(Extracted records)

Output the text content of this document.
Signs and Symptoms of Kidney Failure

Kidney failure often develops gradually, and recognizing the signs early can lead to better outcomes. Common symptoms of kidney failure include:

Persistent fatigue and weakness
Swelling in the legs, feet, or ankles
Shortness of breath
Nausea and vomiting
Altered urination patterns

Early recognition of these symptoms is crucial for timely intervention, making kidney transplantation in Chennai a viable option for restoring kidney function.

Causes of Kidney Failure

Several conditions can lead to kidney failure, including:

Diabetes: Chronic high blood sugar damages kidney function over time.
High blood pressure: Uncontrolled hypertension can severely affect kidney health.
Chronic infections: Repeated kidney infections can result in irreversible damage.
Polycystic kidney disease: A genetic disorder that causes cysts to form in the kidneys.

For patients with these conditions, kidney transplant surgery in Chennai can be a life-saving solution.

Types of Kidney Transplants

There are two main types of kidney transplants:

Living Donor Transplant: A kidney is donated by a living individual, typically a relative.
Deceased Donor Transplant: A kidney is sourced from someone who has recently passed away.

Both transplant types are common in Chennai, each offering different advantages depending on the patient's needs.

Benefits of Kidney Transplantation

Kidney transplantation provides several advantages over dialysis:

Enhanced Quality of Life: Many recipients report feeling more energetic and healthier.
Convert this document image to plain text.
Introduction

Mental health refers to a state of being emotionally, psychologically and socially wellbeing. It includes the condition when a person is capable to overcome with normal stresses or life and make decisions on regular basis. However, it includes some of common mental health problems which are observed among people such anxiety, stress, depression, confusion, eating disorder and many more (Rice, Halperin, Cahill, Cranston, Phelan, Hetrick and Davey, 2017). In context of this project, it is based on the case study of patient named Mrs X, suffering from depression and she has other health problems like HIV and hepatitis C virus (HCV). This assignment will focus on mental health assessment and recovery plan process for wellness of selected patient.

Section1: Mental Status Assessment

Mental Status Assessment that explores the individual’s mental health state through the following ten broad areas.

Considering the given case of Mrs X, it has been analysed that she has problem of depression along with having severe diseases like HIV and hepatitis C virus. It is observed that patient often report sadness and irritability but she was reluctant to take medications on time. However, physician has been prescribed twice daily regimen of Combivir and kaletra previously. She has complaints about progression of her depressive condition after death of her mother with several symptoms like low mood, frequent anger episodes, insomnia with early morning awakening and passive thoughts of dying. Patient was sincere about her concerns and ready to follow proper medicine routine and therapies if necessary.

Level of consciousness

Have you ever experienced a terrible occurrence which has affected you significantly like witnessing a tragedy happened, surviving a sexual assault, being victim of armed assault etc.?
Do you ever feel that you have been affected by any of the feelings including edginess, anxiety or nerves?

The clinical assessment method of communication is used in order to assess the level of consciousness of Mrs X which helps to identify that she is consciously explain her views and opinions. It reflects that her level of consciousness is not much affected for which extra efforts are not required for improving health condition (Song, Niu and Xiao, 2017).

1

__What the task requires__
Show every line in the entries above that contains the string "conditions".

__Answer below__
Several conditions can lead to kidney failure, including:
For patients with these conditions, kidney transplant surgery in Chennai can be a life-saving solution.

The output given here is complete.